— Start of RECORD EXCERPTS —
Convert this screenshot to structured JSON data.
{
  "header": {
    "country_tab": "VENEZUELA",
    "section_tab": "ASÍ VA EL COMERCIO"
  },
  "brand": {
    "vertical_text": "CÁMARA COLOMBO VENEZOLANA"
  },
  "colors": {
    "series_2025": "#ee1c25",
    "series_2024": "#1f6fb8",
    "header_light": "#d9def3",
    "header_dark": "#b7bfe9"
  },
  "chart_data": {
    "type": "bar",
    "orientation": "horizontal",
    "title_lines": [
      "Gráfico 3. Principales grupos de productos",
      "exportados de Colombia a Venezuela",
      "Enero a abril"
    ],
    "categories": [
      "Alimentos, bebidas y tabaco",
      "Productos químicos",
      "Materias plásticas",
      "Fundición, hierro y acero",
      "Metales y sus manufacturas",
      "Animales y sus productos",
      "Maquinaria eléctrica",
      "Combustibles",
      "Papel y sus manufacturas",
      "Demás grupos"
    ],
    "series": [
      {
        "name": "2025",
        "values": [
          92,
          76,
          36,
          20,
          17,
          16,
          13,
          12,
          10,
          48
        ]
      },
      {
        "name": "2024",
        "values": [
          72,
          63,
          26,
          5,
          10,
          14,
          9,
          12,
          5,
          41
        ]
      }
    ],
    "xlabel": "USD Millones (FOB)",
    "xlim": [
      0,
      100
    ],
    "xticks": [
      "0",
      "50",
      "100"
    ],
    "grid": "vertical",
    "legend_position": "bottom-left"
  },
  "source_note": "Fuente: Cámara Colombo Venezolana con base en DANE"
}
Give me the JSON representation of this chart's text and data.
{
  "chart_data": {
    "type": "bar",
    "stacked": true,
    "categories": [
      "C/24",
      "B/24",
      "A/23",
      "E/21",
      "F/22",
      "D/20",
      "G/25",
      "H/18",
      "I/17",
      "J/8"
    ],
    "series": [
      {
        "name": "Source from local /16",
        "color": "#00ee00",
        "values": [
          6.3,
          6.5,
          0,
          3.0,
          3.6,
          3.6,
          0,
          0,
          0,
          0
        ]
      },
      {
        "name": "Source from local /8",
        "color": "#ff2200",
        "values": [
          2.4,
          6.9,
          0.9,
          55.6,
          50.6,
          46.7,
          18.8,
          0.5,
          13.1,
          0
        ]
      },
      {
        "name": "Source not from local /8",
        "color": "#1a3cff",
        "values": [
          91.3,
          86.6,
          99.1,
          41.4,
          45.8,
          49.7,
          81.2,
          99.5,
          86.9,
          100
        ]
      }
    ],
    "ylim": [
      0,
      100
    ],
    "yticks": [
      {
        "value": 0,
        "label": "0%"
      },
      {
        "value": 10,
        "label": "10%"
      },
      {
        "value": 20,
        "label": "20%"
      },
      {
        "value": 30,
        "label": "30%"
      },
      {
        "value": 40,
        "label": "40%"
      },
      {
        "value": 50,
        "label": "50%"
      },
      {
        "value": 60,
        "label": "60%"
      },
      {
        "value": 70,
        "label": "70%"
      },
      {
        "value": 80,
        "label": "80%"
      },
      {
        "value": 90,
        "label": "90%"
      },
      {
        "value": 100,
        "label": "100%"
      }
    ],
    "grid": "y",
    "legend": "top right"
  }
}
— End of RECORD EXCERPTS —
CHALLENGE
Reproduce each entry exactly, leaving out nothing.

THE SOLUTION
Convert this screenshot to structured JSON data.
{
  "header": {
    "country_tab": "VENEZUELA",
    "section_tab": "ASÍ VA EL COMERCIO"
  },
  "brand": {
    "vertical_text": "CÁMARA COLOMBO VENEZOLANA"
  },
  "colors": {
    "series_2025": "#ee1c25",
    "series_2024": "#1f6fb8",
    "header_light": "#d9def3",
    "header_dark": "#b7bfe9"
  },
  "chart_data": {
    "type": "bar",
    "orientation": "horizontal",
    "title_lines": [
      "Gráfico 3. Principales grupos de productos",
      "exportados de Colombia a Venezuela",
      "Enero a abril"
    ],
    "categories": [
      "Alimentos, bebidas y tabaco",
      "Productos químicos",
      "Materias plásticas",
      "Fundición, hierro y acero",
      "Metales y sus manufacturas",
      "Animales y sus productos",
      "Maquinaria eléctrica",
      "Combustibles",
      "Papel y sus manufacturas",
      "Demás grupos"
    ],
    "series": [
      {
        "name": "2025",
        "values": [
          92,
          76,
          36,
          20,
          17,
          16,
          13,
          12,
          10,
          48
        ]
      },
      {
        "name": "2024",
        "values": [
          72,
          63,
          26,
          5,
          10,
          14,
          9,
          12,
          5,
          41
        ]
      }
    ],
    "xlabel": "USD Millones (FOB)",
    "xlim": [
      0,
      100
    ],
    "xticks": [
      "0",
      "50",
      "100"
    ],
    "grid": "vertical",
    "legend_position": "bottom-left"
  },
  "source_note": "Fuente: Cámara Colombo Venezolana con base en DANE"
}
Give me the JSON representation of this chart's text and data.
{
  "chart_data": {
    "type": "bar",
    "stacked": true,
    "categories": [
      "C/24",
      "B/24",
      "A/23",
      "E/21",
      "F/22",
      "D/20",
      "G/25",
      "H/18",
      "I/17",
      "J/8"
    ],
    "series": [
      {
        "name": "Source from local /16",
        "color": "#00ee00",
        "values": [
          6.3,
          6.5,
          0,
          3.0,
          3.6,
          3.6,
          0,
          0,
          0,
          0
        ]
      },
      {
        "name": "Source from local /8",
        "color": "#ff2200",
        "values": [
          2.4,
          6.9,
          0.9,
          55.6,
          50.6,
          46.7,
          18.8,
          0.5,
          13.1,
          0
        ]
      },
      {
        "name": "Source not from local /8",
        "color": "#1a3cff",
        "values": [
          91.3,
          86.6,
          99.1,
          41.4,
          45.8,
          49.7,
          81.2,
          99.5,
          86.9,
          100
        ]
      }
    ],
    "ylim": [
      0,
      100
    ],
    "yticks": [
      {
        "value": 0,
        "label": "0%"
      },
      {
        "value": 10,
        "label": "10%"
      },
      {
        "value": 20,
        "label": "20%"
      },
      {
        "value": 30,
        "label": "30%"
      },
      {
        "value": 40,
        "label": "40%"
      },
      {
        "value": 50,
        "label": "50%"
      },
      {
        "value": 60,
        "label": "60%"
      },
      {
        "value": 70,
        "label": "70%"
      },
      {
        "value": 80,
        "label": "80%"
      },
      {
        "value": 90,
        "label": "90%"
      },
      {
        "value": 100,
        "label": "100%"
      }
    ],
    "grid": "y",
    "legend": "top right"
  }
}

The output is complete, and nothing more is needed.